→ **EXERCISE**
Retype all of the data exactly as given.

→ **DATA EXTRACT**
* * * * *

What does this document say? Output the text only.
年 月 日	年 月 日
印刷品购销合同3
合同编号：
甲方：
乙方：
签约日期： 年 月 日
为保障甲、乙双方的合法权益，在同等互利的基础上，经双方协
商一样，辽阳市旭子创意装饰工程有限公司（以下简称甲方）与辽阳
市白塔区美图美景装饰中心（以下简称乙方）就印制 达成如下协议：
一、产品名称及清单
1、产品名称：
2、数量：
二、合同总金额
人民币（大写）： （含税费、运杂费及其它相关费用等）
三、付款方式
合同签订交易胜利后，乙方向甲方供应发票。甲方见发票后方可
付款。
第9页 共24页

* * * * *

→ **FULL RESPONSE**
What does this document say? Output the text only.
年 月 日	年 月 日
印刷品购销合同3
合同编号：
甲方：
乙方：
签约日期： 年 月 日
为保障甲、乙双方的合法权益，在同等互利的基础上，经双方协
商一样，辽阳市旭子创意装饰工程有限公司（以下简称甲方）与辽阳
市白塔区美图美景装饰中心（以下简称乙方）就印制 达成如下协议：
一、产品名称及清单
1、产品名称：
2、数量：
二、合同总金额
人民币（大写）： （含税费、运杂费及其它相关费用等）
三、付款方式
合同签订交易胜利后，乙方向甲方供应发票。甲方见发票后方可
付款。
第9页 共24页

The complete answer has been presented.